### [OBJECTIVE]
Review the material and extract every line in which the word "powstały" occurs.

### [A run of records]
• • • •

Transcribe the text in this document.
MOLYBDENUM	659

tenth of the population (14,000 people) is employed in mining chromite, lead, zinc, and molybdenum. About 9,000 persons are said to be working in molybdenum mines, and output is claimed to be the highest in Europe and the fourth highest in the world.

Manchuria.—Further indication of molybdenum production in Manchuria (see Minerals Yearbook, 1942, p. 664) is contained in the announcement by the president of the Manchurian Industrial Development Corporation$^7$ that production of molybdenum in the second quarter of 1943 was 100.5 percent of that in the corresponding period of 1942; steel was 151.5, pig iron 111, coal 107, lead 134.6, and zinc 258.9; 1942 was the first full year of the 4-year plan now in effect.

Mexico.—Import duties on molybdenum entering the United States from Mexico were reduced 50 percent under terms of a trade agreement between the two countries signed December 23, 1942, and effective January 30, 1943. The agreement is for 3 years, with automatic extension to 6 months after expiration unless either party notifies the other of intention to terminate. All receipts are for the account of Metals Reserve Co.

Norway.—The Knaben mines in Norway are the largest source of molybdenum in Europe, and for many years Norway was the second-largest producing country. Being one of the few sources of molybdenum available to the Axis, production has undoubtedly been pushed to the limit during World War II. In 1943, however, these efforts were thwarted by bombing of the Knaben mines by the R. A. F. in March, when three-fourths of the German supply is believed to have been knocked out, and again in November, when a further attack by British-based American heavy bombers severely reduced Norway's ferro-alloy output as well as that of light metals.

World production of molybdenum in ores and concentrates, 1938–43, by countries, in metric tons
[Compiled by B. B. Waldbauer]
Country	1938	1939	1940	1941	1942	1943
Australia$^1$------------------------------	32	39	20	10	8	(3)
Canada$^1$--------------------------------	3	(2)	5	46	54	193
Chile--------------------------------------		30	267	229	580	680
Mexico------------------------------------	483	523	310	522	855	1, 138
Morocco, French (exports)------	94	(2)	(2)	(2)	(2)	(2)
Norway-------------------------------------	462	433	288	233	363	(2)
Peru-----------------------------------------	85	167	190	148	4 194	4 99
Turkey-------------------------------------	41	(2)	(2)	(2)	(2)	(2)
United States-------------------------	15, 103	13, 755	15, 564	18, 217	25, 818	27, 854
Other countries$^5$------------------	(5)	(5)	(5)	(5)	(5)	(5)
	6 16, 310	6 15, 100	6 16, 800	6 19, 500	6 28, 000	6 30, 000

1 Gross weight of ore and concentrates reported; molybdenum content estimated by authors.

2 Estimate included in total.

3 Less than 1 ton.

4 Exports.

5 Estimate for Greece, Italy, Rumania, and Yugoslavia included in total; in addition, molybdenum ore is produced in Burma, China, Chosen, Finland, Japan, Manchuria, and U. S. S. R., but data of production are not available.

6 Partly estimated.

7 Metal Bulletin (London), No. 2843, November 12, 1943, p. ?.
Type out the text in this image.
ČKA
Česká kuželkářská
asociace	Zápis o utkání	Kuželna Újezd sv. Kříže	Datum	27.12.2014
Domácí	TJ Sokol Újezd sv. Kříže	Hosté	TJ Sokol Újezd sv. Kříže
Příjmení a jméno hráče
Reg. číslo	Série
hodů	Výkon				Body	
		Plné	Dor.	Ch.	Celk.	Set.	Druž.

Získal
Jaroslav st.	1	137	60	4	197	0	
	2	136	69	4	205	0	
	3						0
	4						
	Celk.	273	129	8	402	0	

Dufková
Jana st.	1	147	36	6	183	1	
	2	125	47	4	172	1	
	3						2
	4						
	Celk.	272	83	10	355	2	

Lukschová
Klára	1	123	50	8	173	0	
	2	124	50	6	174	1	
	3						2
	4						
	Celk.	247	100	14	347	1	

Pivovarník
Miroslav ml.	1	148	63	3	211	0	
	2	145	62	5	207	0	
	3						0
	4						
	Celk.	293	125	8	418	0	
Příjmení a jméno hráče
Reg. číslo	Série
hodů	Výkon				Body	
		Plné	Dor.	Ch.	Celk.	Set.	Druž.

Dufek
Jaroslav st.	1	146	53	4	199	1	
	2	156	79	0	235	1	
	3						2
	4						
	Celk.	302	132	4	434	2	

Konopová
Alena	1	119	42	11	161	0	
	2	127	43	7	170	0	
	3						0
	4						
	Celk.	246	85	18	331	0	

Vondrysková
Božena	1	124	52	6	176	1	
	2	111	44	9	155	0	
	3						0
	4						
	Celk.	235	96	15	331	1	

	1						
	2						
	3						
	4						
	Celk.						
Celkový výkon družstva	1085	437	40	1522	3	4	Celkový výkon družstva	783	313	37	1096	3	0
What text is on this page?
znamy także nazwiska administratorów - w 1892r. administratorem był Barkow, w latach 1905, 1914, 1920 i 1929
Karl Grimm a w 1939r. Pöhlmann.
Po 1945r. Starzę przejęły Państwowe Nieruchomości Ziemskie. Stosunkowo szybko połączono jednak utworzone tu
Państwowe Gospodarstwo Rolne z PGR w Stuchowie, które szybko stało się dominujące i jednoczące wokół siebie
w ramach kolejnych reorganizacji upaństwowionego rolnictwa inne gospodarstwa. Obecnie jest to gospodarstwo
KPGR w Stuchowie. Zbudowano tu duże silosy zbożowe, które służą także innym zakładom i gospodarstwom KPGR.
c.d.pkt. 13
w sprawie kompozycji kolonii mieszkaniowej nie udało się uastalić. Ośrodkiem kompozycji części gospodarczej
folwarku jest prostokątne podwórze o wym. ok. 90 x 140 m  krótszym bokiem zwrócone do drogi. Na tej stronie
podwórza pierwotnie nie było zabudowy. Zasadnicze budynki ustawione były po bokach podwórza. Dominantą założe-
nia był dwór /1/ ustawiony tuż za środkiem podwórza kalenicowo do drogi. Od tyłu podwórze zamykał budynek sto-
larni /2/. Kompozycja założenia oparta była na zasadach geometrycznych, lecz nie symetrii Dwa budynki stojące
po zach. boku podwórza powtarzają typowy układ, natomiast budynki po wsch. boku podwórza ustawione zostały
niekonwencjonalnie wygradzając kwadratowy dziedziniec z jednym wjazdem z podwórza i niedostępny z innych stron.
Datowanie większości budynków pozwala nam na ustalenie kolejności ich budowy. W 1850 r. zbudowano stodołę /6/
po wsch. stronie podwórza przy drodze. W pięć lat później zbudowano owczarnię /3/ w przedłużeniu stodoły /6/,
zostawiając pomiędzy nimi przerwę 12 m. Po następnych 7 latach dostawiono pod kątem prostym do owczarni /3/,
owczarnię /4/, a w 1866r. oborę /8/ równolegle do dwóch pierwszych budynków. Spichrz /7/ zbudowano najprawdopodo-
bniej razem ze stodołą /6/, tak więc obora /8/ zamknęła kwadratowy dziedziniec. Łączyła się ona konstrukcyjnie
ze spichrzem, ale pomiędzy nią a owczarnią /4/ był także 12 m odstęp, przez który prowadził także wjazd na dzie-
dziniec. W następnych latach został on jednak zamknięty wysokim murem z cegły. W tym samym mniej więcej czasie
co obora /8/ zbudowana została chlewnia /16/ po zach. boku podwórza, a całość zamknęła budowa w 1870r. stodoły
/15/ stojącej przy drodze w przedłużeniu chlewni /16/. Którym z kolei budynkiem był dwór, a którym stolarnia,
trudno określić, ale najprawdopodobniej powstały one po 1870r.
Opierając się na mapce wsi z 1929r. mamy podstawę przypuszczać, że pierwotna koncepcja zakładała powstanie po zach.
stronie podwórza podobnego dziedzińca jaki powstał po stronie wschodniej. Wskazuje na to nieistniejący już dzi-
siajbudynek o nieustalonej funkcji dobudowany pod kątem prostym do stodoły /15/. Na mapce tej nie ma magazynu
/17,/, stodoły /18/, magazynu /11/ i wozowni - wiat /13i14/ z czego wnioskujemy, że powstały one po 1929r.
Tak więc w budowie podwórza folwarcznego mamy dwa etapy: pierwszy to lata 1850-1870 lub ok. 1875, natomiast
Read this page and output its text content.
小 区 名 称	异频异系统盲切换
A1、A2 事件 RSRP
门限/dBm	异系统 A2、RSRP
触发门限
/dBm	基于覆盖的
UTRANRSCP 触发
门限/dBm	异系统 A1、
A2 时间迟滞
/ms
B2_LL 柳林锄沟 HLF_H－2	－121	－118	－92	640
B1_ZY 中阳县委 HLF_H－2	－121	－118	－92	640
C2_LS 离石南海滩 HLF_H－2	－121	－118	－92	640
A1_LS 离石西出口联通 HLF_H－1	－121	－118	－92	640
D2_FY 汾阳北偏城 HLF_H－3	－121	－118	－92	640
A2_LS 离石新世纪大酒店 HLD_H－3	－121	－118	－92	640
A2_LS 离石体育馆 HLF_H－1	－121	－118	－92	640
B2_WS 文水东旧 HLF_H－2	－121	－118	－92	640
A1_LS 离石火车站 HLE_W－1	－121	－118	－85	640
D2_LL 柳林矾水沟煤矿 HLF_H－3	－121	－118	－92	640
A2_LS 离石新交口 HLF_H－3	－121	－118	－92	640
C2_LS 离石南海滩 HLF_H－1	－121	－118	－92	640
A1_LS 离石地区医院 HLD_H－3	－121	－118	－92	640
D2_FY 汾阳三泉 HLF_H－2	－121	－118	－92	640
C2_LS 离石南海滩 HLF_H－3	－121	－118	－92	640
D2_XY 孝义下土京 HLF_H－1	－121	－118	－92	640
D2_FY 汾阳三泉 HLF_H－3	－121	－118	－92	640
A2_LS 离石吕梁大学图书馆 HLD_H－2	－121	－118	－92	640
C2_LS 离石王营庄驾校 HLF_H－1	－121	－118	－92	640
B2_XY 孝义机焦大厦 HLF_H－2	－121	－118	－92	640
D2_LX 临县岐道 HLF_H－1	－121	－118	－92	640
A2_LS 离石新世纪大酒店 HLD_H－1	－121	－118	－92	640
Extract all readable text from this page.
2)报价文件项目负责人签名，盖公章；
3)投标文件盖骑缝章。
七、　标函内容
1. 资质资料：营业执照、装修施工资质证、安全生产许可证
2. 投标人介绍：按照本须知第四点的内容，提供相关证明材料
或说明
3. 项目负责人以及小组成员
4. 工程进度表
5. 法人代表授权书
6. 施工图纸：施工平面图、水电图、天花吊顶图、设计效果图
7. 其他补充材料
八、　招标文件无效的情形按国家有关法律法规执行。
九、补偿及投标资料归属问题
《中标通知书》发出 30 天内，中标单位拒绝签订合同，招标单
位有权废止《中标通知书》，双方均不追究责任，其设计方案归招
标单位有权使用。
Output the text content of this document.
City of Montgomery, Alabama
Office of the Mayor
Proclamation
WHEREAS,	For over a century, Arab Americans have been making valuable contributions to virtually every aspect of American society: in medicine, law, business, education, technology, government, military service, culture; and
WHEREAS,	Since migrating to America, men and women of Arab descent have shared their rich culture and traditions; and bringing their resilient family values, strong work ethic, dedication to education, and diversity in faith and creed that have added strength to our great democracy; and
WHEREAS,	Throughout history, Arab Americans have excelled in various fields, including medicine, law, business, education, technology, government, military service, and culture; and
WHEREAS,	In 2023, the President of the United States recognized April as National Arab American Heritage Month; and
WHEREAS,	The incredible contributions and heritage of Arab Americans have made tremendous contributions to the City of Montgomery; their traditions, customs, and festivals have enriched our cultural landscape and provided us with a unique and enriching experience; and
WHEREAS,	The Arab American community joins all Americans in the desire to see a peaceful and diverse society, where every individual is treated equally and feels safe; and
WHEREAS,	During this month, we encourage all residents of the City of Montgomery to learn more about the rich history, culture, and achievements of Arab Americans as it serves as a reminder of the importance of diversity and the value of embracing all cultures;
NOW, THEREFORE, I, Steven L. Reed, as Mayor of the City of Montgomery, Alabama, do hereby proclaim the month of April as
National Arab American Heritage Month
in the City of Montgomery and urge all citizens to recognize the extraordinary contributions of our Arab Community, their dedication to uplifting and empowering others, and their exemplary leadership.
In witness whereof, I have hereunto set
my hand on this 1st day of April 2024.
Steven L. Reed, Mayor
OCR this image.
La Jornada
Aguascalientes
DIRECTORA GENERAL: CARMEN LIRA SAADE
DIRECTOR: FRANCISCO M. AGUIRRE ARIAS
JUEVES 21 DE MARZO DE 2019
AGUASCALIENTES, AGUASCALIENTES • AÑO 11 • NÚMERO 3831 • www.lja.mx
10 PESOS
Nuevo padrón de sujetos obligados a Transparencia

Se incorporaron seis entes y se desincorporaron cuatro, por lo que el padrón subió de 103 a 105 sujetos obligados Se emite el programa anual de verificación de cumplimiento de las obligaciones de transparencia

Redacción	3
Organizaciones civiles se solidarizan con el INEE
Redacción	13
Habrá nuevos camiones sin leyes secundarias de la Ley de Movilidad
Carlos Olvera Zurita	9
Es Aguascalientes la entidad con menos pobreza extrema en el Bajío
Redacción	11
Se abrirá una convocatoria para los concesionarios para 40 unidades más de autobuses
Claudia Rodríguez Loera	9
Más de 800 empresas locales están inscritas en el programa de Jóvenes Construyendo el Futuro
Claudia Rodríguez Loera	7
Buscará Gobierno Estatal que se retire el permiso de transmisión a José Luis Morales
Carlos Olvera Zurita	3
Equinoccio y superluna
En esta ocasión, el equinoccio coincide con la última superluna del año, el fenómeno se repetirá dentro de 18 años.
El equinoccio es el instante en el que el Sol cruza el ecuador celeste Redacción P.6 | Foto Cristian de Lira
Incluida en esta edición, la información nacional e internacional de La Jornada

• • • •

### [RESPONSE BELOW]
trudno określić, ale najprawdopodobniej powstały one po 1870r.
/17,/, stodoły /18/, magazynu /11/ i wozowni - wiat /13i14/ z czego wnioskujemy, że powstały one po 1929r.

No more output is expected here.